» What is expected: Locate each line in the items below that contains the string "caption" and copy every such line in full.

(A block of data)
____
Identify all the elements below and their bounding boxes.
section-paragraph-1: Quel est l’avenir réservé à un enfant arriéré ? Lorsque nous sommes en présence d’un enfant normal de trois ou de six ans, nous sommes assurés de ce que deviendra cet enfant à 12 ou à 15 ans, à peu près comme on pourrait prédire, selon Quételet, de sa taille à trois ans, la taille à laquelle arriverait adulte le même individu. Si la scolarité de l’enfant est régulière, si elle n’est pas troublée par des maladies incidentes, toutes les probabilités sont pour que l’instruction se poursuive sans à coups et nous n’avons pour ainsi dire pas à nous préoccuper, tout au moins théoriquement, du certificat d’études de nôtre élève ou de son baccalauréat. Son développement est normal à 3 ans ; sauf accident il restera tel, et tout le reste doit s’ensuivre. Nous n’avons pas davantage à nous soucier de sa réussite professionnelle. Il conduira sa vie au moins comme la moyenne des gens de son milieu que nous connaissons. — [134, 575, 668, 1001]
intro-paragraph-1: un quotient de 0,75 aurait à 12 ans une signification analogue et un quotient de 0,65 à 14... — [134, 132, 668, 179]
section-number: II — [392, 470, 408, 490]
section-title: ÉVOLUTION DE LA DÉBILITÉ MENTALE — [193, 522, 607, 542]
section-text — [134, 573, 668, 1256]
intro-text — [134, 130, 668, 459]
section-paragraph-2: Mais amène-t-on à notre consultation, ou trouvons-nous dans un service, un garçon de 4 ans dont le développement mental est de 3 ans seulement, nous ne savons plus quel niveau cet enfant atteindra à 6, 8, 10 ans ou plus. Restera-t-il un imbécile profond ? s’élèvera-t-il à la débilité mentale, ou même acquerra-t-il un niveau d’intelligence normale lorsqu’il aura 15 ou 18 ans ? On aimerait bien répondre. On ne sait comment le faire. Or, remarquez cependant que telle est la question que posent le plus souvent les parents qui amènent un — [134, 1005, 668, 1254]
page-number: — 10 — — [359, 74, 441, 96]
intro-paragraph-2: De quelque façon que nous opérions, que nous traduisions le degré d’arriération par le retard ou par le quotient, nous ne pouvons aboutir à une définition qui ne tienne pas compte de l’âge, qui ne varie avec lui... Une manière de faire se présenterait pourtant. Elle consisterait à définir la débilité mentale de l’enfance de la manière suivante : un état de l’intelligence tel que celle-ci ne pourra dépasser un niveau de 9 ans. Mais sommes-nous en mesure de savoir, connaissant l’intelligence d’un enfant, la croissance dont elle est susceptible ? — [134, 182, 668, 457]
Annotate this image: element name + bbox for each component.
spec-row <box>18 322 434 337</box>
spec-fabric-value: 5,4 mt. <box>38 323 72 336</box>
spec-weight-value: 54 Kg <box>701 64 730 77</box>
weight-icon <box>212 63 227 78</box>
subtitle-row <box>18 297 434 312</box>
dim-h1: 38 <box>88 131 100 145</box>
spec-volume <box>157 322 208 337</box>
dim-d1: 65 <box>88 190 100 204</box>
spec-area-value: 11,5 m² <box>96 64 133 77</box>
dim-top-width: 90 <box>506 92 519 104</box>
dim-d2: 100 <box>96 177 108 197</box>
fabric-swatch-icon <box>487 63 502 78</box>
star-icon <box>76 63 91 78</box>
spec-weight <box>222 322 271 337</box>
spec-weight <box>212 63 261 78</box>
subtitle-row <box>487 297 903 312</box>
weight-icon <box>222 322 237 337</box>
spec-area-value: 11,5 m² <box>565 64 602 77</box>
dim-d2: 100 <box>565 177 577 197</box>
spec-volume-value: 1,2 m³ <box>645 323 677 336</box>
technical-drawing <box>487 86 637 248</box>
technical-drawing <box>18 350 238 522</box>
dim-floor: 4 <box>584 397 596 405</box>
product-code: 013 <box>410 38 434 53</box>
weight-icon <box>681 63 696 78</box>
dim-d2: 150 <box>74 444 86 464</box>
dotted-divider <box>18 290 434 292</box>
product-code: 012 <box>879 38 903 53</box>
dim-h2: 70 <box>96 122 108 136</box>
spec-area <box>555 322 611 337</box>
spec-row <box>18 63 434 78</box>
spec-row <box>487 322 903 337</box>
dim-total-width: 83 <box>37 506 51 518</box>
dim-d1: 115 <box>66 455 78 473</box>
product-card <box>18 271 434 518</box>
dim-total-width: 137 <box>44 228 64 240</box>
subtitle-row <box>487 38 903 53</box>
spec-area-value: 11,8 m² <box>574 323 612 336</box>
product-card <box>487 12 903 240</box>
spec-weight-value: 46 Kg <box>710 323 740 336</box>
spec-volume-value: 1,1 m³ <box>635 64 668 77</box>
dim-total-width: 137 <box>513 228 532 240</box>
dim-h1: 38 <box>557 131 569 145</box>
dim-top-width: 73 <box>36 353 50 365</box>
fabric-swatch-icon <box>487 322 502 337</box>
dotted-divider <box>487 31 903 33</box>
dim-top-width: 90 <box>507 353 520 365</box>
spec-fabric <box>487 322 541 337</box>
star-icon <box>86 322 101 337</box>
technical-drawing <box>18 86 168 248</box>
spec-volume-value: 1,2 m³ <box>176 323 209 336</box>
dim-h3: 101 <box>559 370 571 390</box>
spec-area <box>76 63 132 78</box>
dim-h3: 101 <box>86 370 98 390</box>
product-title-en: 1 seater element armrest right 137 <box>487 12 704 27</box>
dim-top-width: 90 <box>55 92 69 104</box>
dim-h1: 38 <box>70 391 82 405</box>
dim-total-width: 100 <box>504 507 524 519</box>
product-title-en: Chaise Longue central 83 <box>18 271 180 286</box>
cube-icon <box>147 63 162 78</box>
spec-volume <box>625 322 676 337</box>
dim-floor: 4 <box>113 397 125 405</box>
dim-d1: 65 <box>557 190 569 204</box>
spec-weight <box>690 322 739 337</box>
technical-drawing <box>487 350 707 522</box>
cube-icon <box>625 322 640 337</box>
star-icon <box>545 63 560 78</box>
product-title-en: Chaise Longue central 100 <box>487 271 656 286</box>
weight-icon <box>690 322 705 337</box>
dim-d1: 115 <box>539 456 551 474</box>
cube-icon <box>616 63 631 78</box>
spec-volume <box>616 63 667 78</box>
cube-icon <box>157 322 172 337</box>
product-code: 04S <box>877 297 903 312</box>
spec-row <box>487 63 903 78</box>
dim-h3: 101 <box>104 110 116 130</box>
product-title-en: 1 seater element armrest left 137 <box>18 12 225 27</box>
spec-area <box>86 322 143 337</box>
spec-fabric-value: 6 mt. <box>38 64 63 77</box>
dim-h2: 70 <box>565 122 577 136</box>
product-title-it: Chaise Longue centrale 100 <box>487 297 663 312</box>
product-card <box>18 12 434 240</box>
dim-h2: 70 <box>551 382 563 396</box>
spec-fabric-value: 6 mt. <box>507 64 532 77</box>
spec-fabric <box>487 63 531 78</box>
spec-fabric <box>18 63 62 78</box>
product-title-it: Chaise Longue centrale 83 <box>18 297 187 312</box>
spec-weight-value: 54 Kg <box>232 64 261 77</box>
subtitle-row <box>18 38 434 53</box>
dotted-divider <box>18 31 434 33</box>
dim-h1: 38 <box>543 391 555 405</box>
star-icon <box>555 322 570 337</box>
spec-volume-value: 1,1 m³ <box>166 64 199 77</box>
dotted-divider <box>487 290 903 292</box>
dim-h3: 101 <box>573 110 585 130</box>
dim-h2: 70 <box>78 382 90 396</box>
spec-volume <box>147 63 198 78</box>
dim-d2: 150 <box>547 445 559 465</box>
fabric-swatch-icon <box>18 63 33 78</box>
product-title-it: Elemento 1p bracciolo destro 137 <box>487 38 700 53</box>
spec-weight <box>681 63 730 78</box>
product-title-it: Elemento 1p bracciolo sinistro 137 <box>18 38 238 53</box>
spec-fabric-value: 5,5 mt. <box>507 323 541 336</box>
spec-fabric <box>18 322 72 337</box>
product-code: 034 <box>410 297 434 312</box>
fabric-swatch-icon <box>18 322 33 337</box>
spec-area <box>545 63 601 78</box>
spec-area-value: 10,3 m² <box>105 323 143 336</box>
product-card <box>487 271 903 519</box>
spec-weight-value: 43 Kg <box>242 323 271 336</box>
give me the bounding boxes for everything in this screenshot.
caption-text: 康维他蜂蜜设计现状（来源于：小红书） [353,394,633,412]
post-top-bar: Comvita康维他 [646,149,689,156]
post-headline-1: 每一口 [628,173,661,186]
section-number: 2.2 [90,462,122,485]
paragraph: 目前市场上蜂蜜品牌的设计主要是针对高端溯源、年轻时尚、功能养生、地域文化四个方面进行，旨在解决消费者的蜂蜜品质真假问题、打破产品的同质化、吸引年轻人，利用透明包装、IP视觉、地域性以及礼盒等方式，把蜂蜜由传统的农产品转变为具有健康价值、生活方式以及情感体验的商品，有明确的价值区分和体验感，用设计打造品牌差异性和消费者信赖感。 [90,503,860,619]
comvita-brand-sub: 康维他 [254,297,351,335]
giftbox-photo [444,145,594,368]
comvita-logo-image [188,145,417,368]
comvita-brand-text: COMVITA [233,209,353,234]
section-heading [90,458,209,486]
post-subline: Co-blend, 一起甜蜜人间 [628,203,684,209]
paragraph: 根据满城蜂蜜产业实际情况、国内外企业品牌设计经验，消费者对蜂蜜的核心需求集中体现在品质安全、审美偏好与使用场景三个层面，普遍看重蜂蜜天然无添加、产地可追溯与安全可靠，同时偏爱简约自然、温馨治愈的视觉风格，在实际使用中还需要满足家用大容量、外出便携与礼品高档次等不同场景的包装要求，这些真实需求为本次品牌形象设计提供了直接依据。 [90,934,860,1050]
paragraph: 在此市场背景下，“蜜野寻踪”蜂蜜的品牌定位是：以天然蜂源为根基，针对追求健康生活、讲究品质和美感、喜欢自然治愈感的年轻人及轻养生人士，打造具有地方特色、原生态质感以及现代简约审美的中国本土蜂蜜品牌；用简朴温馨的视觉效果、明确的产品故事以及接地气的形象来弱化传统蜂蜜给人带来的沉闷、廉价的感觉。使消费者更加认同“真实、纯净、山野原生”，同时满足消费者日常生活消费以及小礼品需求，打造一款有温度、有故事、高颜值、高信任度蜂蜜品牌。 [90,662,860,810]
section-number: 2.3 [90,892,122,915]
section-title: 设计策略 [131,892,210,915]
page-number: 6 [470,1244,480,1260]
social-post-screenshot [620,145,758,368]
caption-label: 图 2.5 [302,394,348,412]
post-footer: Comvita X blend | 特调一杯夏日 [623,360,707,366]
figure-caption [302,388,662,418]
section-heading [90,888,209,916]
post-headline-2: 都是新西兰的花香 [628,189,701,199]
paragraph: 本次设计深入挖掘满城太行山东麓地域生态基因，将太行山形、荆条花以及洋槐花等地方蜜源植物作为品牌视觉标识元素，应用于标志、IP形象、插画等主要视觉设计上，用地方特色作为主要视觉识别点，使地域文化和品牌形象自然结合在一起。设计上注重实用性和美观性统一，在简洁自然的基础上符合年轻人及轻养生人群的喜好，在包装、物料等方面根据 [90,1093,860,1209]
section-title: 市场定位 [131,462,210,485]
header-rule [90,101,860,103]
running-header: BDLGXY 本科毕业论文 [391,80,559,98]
____
» Solution:
caption-text: 康维他蜂蜜设计现状（来源于：小红书） [353,394,633,412]
caption-label: 图 2.5 [302,394,348,412]
figure-caption [302,388,662,418]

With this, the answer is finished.